Selected text:

My first experience with racism was by my mother. What should I do?
Please excuse my rambling. Whoever decides to read this, thank you very much. An extra thank you to anyone with advice.
I cut my hair yesterday.This was after YEARS of repeatedly Jerry curling my hair (relaxing it) and a year after my last Jerry curl. At some point within that year, I started to wear my hair in an afro because my boyfriend loved it a lot and it was the easiest style for me to do. My mom wasn't happy whenever she saw me with an afro, but she didn't voice her opinion all that loudly. The only time she did was for mother's day. I got her and myself a day pass for a hotel but when I said I may come with an afro, she said, "I can't be seen with you looking like that." Fast forward to yesterday. I went into the hair dresser to simply cut my spit ends. However, she cut much more than expected. She cut off all of my hair that had been Jerry curled in the past (3/4 of the total length). Leaving my with a very small, extremely black looking afro. I was a little upset, but not enough to complain. After all, this can be a new start away from carcinogenic Jerry curl chemicals. My boyfriend (who's white) said he loved it. I started feeling like a black queen. Knowing my mom would kick a fuss, I delayed calling her (I live with my boyfriend). When I called her after a nap, my brother picked up her phone. After I showed him my hair, he said "OH MY GOD!!" and quickly handed the phone to mum. She then begins to berate me in front of some woman I don't know, my VERY black toddler nephew and my brother. My mother is white presenting for context, however she's quite mixed.

Required actions:
**a.** Translate this sentence from the post about cutting off relaxed hair into Spanish: "My boyfriend (who's white) said he loved it."
**b.** Answer from the post about cutting off relaxed hair:
(i) What did the writer get for the mother and the writer for mother's day?
(ii) What share of the total hair length did the hairdresser cut off?
(iii) Who picked up the mother's phone when the writer called?

Data shown:
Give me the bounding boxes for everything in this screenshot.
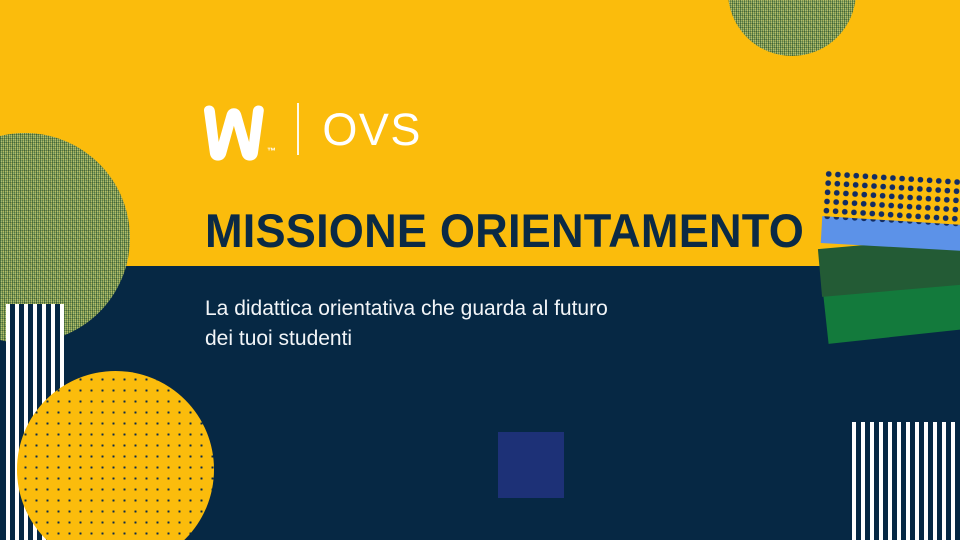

Problem solutions:
**a.** Mi novio (que es blanco) dijo que le encantaba.

**b.**
(i) A day pass for a hotel
(ii) 3/4
(iii) The writer's brother